— start MATERIAL SHOWN —
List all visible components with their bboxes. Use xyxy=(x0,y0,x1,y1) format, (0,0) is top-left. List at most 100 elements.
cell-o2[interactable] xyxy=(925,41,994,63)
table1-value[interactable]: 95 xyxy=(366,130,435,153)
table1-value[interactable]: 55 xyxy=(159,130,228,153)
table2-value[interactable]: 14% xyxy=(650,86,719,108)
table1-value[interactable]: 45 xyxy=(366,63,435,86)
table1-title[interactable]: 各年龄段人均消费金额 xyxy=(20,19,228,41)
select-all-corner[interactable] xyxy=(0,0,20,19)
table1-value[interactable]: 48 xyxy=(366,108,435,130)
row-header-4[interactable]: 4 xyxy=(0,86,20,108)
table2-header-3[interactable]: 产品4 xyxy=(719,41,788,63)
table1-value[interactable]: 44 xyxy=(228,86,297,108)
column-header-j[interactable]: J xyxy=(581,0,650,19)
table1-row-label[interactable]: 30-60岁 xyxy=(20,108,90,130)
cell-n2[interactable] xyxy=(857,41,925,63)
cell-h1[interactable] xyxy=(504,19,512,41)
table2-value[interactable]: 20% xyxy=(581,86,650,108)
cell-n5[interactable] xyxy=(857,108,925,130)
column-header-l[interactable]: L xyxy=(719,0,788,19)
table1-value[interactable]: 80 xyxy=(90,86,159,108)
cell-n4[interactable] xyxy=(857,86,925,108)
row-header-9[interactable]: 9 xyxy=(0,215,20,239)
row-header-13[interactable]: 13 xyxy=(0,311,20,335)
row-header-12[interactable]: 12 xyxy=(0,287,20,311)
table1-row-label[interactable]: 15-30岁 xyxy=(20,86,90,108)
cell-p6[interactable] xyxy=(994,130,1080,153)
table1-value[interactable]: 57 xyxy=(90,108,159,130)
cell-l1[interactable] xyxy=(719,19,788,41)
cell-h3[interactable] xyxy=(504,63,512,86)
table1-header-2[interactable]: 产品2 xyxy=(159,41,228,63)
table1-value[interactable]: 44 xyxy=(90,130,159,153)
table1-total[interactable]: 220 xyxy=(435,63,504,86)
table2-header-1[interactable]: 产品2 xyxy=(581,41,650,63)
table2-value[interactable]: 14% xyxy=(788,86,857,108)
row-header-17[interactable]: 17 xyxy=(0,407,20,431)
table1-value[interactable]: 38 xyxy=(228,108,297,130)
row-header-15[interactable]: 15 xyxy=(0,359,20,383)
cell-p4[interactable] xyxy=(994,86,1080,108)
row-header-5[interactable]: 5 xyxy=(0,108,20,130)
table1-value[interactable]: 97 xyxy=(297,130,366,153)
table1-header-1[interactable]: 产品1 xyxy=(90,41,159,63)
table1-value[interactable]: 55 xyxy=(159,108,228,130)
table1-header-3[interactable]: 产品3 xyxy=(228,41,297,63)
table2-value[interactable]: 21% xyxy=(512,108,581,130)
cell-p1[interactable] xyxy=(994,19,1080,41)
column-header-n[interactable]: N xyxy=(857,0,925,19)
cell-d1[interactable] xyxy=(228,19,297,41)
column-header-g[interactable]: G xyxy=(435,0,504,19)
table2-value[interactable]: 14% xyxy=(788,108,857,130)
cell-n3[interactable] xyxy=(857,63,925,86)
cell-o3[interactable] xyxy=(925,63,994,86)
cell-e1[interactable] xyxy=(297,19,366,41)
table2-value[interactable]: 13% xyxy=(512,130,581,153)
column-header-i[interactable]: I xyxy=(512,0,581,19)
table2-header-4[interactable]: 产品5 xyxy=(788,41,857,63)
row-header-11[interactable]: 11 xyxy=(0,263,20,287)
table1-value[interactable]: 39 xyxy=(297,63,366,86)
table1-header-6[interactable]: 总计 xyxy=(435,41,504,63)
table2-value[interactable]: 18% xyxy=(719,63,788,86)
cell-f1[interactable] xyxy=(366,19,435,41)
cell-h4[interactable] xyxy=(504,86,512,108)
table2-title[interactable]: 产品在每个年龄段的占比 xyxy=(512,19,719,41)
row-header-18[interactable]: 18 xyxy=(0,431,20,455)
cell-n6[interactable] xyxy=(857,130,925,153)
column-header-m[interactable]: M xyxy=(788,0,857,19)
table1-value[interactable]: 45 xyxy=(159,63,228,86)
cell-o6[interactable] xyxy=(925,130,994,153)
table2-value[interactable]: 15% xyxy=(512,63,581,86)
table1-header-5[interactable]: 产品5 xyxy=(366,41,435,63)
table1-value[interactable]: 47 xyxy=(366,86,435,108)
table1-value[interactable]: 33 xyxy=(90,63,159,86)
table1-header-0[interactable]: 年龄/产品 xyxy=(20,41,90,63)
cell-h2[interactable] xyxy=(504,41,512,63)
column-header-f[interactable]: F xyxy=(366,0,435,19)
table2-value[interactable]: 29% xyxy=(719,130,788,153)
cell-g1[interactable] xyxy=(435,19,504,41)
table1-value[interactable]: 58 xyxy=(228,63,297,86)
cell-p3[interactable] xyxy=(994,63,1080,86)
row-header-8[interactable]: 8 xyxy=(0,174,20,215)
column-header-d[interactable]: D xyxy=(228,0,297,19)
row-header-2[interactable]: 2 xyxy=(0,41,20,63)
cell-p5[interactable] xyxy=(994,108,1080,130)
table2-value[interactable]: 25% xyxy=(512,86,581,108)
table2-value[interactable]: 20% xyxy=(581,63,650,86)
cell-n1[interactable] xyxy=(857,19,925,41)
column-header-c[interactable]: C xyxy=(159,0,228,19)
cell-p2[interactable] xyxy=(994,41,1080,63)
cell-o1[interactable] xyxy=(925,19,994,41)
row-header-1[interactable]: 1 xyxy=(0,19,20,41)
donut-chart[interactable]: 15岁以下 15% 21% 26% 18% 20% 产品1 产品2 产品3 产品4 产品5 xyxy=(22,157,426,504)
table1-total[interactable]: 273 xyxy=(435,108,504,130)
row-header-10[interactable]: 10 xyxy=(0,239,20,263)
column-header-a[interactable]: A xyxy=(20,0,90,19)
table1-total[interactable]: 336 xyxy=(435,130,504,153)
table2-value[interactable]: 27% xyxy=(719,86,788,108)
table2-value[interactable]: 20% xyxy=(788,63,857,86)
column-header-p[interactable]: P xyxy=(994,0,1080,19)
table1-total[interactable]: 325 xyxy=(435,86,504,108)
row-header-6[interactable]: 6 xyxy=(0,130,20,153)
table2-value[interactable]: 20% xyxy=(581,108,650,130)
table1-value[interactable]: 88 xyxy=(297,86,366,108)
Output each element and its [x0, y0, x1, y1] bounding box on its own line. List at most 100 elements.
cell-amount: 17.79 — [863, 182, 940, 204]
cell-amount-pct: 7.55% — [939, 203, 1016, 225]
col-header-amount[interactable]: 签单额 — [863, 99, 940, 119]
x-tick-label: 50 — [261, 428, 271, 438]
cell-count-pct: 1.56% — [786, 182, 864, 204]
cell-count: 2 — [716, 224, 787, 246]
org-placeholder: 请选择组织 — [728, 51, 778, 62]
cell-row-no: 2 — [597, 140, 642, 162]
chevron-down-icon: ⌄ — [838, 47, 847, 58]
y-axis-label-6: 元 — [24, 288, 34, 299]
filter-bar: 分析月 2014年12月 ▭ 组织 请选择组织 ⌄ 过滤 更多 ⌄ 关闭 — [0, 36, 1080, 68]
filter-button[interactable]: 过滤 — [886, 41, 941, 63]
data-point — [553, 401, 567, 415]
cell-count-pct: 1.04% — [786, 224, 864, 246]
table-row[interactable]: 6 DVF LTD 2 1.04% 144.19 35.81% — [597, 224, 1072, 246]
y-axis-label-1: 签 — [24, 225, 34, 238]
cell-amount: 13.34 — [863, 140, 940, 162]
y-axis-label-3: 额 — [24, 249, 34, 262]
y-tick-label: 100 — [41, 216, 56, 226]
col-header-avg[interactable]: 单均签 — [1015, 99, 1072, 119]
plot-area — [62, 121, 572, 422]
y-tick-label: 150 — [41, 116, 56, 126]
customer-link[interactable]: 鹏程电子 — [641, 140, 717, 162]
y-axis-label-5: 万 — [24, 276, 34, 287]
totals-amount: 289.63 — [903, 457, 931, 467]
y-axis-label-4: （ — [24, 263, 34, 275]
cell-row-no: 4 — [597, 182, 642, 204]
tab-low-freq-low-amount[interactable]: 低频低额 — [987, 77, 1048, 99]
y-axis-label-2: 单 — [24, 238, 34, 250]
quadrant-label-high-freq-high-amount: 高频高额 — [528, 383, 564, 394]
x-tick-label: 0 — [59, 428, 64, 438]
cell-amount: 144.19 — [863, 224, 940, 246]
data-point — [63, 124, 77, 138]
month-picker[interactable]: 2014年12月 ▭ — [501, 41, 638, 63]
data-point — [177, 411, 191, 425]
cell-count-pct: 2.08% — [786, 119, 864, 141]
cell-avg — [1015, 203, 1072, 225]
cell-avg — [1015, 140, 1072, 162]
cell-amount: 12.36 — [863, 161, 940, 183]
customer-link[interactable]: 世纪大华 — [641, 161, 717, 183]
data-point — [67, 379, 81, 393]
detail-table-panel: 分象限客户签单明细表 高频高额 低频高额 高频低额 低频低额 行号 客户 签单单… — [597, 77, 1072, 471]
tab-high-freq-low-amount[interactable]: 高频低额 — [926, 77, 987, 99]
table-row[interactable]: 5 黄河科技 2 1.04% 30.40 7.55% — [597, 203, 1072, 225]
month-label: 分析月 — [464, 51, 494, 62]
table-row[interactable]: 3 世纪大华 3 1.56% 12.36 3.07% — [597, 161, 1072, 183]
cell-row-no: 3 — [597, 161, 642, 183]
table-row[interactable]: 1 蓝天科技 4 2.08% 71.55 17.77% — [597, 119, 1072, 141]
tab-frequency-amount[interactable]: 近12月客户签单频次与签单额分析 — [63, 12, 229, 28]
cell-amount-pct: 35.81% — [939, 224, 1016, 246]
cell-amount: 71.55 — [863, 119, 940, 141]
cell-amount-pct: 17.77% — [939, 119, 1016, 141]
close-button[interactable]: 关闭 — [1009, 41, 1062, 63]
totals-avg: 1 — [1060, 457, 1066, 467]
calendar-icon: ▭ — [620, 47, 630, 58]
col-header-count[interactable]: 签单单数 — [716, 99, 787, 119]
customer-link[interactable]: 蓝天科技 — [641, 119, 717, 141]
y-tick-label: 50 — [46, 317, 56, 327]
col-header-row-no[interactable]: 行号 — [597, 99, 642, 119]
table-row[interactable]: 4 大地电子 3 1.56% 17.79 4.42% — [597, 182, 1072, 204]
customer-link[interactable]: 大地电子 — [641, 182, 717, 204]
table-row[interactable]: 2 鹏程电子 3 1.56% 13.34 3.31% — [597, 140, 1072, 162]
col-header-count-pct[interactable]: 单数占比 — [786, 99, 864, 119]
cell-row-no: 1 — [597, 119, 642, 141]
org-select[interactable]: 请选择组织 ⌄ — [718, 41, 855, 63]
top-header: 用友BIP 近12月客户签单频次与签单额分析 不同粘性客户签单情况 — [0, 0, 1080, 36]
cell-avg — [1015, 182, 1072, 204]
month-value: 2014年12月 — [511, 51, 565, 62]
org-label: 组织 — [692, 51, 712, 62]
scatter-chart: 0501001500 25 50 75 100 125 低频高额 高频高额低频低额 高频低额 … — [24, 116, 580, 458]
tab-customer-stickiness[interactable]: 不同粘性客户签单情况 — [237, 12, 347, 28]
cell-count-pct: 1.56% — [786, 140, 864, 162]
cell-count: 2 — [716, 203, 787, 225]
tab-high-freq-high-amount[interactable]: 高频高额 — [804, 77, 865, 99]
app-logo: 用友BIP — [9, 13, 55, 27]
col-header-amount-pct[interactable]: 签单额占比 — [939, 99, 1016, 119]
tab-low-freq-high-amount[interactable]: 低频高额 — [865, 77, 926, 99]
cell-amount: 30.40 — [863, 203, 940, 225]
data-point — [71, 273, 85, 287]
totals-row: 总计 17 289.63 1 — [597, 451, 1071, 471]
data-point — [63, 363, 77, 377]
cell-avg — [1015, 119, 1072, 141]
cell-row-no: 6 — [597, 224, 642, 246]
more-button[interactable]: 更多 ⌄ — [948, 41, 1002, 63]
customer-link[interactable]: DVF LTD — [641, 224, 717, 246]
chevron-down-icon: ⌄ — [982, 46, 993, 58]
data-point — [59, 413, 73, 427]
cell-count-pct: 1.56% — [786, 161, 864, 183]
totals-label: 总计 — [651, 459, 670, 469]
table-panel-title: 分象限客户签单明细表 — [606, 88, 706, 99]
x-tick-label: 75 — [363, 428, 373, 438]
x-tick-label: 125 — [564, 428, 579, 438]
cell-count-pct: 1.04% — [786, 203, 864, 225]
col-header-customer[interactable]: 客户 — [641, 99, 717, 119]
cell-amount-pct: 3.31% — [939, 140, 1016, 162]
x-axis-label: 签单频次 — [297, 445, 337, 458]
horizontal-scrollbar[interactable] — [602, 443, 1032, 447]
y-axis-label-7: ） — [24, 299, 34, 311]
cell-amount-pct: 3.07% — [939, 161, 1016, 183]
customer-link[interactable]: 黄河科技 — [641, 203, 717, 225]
— end MATERIAL SHOWN —
WHAT TO WORK ON :: Extract every line of the items above that contains the string "高频低额".

RESPONSE TO THIS EXERCISE ::
detail-table-panel: 分象限客户签单明细表 高频高额 低频高额 高频低额 低频低额 行号 客户 签单单… — [597, 77, 1072, 471]
tab-high-freq-low-amount[interactable]: 高频低额 — [926, 77, 987, 99]
scatter-chart: 0501001500 25 50 75 100 125 低频高额 高频高额低频低额 高频低额 … — [24, 116, 580, 458]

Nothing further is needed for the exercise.